### SET PROBLEM
Find the lines containing the word "есть" and copy every one of them.

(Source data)

◇ ◇ ◇ ◇ ◇ ◇ ◇

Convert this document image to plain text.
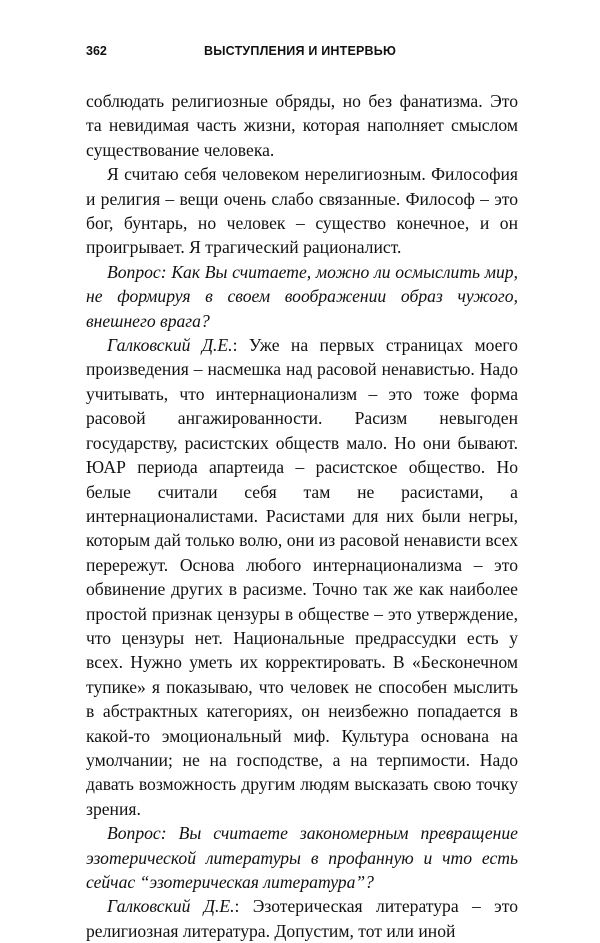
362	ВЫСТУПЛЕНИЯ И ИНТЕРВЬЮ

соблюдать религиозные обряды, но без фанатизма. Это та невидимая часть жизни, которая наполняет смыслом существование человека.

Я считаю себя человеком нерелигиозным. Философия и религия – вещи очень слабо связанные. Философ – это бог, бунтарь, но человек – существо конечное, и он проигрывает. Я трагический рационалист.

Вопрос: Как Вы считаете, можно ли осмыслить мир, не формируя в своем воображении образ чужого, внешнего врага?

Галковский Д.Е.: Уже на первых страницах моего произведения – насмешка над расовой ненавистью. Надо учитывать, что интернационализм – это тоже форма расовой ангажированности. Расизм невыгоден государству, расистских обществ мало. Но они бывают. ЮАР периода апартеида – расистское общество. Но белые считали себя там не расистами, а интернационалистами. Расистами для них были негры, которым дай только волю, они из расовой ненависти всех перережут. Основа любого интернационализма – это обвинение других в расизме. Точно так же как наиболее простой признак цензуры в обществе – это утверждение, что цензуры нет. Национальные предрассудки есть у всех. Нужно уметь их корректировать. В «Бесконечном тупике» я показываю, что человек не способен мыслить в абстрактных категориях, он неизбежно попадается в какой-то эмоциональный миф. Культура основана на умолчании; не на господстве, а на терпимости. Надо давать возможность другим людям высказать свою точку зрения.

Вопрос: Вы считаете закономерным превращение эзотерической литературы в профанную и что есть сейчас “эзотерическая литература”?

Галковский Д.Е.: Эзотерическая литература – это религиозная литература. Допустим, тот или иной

◇ ◇ ◇ ◇ ◇ ◇ ◇

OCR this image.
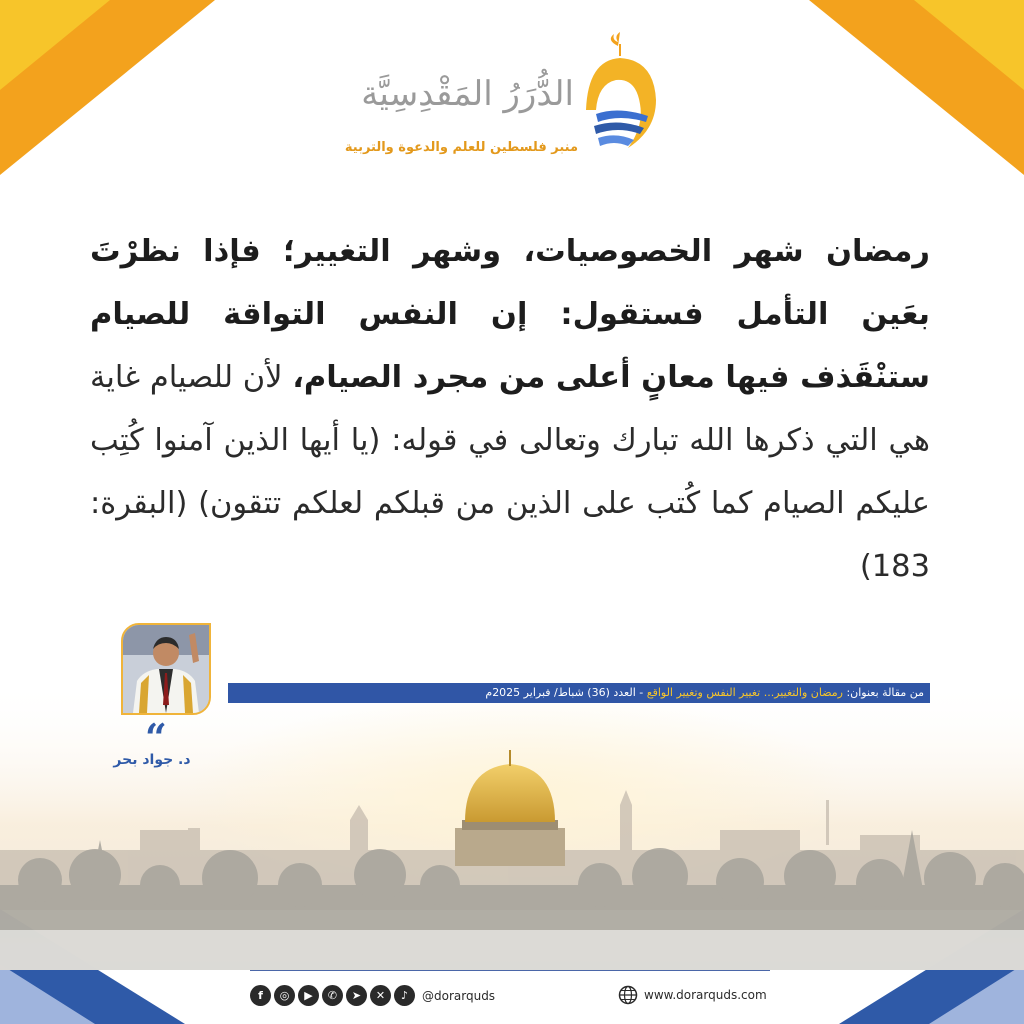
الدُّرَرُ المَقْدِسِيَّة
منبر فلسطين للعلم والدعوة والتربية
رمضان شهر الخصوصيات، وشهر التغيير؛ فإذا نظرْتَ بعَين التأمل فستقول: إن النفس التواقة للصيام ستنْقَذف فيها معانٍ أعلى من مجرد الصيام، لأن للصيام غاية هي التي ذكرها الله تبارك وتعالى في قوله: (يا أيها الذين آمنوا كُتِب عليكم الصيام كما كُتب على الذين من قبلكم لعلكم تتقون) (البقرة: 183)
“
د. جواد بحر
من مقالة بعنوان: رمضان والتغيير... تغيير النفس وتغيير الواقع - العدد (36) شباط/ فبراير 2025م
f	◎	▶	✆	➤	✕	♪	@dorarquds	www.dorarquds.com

◇ ◇ ◇ ◇ ◇ ◇ ◇

### WRITTEN ANSWER
Галковский Д.Е.: Уже на первых страницах моего произведения – насмешка над расовой ненавистью. Надо учитывать, что интернационализм – это тоже форма расовой ангажированности. Расизм невыгоден государству, расистских обществ мало. Но они бывают. ЮАР периода апартеида – расистское общество. Но белые считали себя там не расистами, а интернационалистами. Расистами для них были негры, которым дай только волю, они из расовой ненависти всех перережут. Основа любого интернационализма – это обвинение других в расизме. Точно так же как наиболее простой признак цензуры в обществе – это утверждение, что цензуры нет. Национальные предрассудки есть у всех. Нужно уметь их корректировать. В «Бесконечном тупике» я показываю, что человек не способен мыслить в абстрактных категориях, он неизбежно попадается в какой-то эмоциональный миф. Культура основана на умолчании; не на господстве, а на терпимости. Надо давать возможность другим людям высказать свою точку зрения.
Вопрос: Вы считаете закономерным превращение эзотерической литературы в профанную и что есть сейчас “эзотерическая литература”?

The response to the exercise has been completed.